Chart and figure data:
# # #

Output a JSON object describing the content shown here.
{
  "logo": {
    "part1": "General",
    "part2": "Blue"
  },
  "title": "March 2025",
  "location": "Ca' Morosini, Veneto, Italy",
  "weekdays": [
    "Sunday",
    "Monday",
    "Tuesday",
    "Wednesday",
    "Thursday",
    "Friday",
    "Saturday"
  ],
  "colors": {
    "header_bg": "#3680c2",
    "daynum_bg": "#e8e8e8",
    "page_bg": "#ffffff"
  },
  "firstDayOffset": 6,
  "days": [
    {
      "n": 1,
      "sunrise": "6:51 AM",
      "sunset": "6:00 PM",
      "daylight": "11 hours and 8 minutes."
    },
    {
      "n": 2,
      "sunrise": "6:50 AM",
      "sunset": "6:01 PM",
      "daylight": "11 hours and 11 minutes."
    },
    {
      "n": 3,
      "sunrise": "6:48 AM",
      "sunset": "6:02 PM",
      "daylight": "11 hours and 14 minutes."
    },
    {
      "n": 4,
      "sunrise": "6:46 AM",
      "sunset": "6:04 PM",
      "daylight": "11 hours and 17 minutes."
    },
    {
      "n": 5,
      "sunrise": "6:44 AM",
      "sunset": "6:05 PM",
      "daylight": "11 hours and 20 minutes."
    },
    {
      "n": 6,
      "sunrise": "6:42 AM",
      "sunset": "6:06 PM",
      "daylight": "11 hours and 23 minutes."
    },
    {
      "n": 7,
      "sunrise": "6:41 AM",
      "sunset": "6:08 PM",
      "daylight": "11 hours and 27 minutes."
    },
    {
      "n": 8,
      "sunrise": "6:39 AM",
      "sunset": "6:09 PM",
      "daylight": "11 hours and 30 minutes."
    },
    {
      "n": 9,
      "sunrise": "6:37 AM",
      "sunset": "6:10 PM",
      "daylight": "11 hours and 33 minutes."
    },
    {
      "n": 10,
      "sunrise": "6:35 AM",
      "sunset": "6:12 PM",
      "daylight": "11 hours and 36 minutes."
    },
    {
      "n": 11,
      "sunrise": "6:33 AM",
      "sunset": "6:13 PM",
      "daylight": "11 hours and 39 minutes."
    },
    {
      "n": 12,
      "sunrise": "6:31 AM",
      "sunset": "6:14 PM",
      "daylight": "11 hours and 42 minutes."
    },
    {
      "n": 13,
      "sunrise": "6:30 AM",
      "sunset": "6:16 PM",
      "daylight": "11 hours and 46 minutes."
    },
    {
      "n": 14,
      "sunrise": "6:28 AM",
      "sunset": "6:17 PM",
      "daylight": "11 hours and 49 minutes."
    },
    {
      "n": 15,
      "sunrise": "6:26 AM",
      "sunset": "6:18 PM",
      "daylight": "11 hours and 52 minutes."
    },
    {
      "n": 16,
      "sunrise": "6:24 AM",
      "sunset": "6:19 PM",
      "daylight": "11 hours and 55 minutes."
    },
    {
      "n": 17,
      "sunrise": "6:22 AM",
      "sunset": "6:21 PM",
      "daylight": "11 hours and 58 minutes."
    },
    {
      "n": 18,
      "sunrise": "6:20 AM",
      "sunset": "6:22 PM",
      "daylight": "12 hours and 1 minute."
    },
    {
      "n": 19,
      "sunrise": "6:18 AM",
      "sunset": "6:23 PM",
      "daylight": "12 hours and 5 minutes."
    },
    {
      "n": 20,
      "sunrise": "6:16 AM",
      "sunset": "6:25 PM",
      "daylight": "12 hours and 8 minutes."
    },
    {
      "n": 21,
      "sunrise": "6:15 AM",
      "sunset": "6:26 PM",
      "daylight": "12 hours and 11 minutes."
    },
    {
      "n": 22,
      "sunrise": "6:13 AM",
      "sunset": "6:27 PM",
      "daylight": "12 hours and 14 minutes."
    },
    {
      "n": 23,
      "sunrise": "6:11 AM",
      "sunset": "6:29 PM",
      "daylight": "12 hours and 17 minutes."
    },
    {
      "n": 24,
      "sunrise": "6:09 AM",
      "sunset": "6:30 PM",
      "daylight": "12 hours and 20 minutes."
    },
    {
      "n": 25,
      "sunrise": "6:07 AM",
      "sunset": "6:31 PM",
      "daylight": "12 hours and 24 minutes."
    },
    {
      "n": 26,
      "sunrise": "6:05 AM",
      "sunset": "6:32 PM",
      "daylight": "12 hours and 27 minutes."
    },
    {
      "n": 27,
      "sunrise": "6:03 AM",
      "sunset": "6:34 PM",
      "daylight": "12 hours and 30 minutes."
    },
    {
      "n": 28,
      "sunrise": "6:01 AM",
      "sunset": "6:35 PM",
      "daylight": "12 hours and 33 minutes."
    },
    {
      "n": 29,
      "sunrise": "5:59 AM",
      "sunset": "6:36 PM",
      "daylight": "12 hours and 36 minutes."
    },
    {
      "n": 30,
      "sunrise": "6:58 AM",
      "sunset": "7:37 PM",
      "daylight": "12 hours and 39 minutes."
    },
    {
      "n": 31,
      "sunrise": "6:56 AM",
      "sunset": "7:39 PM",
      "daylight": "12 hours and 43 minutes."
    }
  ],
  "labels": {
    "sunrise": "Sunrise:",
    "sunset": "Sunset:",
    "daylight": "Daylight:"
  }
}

# # #

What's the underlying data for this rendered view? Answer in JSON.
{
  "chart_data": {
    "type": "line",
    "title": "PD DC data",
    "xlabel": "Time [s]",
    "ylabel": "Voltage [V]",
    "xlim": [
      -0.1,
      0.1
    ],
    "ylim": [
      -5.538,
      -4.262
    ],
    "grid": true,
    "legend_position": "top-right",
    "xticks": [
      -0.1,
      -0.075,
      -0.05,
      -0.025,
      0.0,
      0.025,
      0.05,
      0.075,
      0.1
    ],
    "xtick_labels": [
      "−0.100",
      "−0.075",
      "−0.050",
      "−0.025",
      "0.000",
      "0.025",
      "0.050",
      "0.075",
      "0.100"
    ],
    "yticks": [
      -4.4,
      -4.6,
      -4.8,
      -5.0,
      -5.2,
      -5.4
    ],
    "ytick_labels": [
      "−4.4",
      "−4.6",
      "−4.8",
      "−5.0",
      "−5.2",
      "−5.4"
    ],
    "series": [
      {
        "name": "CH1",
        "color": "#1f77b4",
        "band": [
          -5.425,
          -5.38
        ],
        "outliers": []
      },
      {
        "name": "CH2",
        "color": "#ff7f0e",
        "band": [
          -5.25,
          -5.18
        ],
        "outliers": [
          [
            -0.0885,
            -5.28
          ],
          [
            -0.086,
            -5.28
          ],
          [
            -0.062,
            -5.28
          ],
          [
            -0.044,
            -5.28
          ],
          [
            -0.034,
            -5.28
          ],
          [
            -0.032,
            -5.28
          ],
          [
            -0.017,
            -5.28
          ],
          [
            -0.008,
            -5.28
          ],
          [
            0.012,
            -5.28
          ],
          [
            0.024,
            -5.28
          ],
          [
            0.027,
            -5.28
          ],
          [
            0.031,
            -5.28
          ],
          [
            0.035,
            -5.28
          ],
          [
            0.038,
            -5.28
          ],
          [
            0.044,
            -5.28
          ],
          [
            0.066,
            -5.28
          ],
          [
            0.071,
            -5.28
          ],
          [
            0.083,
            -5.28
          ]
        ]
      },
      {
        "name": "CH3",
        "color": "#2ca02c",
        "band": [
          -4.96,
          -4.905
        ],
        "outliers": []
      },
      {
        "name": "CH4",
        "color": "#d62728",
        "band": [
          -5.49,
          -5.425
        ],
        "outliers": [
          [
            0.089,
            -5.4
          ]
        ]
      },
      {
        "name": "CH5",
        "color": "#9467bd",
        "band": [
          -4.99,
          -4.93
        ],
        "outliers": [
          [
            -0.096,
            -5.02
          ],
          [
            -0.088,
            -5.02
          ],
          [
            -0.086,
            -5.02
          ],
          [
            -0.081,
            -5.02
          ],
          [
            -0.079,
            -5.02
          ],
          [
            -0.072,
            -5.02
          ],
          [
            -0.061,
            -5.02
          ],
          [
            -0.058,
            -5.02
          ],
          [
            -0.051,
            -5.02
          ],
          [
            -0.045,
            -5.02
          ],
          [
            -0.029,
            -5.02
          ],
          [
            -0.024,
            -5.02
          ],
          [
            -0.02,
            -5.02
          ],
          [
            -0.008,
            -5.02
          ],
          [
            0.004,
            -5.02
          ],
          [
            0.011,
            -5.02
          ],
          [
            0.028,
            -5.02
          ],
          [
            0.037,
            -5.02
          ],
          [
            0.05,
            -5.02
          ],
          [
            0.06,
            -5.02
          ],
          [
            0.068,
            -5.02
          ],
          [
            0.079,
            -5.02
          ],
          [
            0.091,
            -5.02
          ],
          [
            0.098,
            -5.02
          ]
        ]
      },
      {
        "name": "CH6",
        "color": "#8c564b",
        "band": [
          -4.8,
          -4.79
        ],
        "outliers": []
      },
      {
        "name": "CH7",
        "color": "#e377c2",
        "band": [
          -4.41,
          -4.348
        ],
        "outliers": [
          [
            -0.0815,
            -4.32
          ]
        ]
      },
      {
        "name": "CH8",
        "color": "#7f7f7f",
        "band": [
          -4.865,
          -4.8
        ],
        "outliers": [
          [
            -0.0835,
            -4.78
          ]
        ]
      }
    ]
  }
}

# # #

Which lines above hold the word "name"? Copy each of them.

> Solution to this problem:
        "name": "CH1",
        "name": "CH2",
        "name": "CH3",
        "name": "CH4",
        "name": "CH5",
        "name": "CH6",
        "name": "CH7",
        "name": "CH8",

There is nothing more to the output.